◆ WHAT IS BEING ASKED
A line counts if it contains the word "Einstellungen" at least once. State how many such lines the records contain, giving the number alone.

---------- DATA EXCERPTS ----------

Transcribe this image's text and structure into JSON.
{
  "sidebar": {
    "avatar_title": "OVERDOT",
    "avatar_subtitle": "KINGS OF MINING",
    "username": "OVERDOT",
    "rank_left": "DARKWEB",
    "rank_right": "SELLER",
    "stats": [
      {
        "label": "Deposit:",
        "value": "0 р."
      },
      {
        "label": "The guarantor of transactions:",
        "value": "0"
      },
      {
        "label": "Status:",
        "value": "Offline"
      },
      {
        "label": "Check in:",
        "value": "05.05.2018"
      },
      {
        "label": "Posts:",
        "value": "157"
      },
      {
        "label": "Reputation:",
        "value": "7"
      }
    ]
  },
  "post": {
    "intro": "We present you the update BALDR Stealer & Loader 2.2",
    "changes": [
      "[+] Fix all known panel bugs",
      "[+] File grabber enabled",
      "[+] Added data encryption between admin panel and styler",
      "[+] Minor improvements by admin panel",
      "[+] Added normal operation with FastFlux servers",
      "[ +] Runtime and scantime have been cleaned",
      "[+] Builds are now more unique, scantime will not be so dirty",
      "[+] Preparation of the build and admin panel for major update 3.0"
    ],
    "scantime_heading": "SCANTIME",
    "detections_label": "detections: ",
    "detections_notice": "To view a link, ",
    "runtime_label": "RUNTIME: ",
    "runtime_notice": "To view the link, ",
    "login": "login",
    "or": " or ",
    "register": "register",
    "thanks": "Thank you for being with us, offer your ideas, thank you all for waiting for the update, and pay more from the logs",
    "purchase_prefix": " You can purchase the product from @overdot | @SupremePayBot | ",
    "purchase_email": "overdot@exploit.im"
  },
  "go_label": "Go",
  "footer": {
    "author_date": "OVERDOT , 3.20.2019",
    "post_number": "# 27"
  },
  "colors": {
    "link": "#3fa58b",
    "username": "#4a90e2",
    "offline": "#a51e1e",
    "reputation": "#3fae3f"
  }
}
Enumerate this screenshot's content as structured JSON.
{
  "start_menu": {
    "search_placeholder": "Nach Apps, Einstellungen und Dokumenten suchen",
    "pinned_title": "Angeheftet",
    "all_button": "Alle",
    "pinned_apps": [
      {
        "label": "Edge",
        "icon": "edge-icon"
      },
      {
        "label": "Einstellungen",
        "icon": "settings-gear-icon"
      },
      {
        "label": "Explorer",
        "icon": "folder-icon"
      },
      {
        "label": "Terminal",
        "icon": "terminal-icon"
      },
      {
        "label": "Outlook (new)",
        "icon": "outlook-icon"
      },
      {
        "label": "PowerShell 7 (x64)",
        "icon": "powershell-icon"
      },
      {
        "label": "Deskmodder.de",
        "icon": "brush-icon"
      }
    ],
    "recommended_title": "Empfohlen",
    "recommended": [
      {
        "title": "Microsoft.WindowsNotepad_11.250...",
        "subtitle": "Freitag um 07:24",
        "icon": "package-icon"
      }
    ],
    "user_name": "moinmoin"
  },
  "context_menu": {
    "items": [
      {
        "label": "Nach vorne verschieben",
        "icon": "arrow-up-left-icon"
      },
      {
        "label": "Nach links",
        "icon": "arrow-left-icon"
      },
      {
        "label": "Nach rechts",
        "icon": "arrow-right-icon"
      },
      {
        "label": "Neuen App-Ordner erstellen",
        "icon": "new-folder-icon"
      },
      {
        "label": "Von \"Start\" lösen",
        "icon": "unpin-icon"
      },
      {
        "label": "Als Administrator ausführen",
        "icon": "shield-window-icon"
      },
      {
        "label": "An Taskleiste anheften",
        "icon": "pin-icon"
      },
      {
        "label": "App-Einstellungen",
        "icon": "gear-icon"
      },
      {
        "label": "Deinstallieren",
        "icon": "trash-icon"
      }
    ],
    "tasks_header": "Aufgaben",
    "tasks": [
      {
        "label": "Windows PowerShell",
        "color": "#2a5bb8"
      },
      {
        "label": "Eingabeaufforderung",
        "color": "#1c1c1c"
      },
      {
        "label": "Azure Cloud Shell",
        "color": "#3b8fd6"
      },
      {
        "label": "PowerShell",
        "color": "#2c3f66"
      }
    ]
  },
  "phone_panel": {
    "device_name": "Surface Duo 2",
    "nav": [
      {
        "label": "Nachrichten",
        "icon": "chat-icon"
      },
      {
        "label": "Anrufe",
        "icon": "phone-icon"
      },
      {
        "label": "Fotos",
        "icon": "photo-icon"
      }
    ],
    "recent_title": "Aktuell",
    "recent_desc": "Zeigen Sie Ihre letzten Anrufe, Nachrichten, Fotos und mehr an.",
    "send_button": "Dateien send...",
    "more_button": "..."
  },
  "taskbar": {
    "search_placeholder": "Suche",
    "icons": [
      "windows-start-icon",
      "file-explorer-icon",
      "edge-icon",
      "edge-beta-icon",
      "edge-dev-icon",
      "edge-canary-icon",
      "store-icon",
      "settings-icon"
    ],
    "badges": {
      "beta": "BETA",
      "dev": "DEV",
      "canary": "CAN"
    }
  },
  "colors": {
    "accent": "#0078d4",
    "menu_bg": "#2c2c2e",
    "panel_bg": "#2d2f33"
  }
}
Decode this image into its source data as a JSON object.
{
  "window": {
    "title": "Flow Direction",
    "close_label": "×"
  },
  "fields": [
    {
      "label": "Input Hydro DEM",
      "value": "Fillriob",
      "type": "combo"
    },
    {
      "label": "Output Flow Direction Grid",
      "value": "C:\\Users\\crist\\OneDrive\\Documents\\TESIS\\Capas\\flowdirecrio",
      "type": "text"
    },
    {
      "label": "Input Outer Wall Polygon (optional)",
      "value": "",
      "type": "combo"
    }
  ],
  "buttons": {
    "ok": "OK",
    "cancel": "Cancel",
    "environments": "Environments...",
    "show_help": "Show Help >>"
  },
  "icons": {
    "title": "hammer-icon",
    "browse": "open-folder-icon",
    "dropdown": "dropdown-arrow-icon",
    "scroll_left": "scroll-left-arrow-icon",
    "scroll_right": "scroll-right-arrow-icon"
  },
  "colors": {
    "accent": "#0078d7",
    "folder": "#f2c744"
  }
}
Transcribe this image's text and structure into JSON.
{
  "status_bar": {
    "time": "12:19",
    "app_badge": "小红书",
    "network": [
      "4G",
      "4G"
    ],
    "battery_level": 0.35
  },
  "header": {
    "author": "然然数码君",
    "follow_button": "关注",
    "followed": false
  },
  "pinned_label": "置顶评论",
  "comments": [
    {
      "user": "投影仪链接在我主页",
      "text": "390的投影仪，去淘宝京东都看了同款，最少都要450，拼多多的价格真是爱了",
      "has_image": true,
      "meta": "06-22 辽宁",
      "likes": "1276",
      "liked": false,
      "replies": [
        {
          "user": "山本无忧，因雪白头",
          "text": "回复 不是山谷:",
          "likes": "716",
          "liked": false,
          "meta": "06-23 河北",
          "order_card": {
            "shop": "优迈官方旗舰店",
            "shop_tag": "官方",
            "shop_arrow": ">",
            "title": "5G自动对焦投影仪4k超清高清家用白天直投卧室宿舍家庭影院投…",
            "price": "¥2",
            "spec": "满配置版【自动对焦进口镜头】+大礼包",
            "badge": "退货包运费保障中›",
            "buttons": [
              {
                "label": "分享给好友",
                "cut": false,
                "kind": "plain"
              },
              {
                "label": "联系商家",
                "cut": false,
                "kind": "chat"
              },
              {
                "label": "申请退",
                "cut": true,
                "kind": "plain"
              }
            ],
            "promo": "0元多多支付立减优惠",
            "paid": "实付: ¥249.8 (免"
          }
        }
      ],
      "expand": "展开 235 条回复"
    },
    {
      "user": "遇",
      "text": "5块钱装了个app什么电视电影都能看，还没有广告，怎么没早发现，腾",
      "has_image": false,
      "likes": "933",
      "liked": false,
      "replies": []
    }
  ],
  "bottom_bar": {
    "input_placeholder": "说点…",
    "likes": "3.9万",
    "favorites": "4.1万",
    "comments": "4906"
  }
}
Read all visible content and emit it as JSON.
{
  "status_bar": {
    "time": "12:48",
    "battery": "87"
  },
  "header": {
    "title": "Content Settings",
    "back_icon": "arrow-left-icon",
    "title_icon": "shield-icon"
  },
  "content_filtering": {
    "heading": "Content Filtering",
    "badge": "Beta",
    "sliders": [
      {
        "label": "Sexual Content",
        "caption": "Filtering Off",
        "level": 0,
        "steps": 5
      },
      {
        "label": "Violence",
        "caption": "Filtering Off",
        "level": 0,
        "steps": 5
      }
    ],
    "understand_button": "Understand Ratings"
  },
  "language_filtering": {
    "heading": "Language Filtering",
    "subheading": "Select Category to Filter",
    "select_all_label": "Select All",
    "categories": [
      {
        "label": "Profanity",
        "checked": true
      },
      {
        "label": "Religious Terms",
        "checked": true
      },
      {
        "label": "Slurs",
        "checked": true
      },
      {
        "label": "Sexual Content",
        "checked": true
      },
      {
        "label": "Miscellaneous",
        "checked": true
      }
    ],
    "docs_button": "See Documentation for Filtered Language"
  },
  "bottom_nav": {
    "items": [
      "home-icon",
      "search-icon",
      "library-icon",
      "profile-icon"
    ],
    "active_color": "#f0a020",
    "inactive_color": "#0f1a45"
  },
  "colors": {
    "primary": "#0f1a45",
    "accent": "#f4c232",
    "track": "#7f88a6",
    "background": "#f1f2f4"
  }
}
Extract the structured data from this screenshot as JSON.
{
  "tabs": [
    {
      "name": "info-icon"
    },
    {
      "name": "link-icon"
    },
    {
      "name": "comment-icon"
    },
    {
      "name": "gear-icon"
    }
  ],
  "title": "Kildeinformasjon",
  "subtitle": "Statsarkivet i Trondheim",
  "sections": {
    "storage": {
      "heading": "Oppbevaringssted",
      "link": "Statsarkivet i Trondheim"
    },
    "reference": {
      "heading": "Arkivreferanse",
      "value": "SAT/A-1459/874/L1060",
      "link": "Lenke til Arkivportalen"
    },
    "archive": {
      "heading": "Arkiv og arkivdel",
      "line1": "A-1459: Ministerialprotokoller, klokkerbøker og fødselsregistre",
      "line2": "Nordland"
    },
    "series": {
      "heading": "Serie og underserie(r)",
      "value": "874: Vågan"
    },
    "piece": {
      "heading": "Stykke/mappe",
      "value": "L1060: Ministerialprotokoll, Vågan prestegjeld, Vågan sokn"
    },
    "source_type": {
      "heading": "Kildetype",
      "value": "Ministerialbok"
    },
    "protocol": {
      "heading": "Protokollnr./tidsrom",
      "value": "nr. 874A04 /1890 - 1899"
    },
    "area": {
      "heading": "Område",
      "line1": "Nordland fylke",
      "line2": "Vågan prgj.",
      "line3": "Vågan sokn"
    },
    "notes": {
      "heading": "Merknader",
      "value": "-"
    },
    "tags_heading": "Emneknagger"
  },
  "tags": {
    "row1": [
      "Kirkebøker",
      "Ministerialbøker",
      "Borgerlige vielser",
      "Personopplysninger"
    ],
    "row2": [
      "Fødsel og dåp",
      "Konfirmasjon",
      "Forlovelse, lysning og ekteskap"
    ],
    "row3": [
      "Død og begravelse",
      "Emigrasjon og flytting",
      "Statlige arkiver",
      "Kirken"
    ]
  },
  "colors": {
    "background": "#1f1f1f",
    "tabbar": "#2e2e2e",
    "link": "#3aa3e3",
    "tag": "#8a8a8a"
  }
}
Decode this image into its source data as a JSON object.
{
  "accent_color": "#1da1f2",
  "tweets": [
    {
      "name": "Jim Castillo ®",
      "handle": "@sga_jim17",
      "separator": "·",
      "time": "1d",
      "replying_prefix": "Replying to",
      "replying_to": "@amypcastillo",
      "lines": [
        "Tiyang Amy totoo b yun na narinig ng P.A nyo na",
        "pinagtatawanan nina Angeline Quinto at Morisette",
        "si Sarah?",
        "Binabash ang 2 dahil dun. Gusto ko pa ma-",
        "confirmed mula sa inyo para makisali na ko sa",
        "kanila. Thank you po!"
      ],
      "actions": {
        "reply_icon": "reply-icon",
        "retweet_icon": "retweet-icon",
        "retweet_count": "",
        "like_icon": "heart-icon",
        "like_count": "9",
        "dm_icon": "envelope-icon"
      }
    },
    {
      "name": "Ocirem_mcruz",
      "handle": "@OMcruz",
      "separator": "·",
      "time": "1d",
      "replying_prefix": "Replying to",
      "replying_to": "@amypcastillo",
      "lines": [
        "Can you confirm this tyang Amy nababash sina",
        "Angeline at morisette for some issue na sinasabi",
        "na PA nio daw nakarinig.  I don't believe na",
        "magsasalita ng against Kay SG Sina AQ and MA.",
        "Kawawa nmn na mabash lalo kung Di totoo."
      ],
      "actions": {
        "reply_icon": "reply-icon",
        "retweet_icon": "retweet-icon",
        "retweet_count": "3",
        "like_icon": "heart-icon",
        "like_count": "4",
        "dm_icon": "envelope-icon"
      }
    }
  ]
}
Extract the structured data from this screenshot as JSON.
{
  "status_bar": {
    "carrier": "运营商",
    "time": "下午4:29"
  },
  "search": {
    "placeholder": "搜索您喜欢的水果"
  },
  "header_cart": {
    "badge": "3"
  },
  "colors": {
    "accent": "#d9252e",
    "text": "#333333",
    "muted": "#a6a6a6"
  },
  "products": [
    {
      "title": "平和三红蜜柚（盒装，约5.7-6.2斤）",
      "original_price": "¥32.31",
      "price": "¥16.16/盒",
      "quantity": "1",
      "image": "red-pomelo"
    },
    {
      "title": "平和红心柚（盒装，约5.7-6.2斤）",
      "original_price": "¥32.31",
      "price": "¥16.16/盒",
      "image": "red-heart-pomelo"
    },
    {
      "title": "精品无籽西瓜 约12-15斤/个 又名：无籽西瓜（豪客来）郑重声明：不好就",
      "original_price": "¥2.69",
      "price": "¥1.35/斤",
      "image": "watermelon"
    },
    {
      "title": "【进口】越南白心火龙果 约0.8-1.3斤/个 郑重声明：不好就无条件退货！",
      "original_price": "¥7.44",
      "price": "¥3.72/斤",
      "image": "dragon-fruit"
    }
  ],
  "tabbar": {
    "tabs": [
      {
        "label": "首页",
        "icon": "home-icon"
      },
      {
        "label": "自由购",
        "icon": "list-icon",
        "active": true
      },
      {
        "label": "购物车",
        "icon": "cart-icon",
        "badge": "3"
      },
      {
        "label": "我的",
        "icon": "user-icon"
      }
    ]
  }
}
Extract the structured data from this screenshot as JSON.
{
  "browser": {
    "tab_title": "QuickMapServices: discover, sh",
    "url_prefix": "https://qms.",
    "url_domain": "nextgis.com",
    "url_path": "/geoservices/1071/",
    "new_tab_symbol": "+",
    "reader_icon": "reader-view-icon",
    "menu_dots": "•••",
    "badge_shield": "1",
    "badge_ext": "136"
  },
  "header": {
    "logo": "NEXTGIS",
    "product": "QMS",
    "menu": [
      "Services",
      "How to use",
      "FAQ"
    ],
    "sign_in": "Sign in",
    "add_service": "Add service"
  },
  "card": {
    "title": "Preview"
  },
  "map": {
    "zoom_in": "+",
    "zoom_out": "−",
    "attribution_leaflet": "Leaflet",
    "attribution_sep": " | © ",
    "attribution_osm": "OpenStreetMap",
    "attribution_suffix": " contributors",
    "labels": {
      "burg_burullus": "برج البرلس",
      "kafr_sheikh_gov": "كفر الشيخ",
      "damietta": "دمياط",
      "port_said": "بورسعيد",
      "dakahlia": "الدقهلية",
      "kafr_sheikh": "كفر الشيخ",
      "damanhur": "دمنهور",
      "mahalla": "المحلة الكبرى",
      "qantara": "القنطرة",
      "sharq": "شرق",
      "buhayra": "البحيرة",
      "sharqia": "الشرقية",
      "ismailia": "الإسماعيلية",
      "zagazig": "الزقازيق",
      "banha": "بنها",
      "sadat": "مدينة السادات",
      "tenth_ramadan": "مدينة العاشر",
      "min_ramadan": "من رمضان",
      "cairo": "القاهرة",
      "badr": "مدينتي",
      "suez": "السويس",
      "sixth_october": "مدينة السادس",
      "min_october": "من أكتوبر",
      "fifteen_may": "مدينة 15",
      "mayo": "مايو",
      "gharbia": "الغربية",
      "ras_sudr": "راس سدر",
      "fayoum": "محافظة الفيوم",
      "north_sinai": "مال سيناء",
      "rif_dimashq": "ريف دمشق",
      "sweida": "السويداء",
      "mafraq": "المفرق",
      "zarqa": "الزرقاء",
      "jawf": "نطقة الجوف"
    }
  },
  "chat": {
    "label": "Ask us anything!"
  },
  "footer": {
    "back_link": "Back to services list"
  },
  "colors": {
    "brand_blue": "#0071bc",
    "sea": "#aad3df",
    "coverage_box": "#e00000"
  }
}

----------

◆ FINISHED TASK
3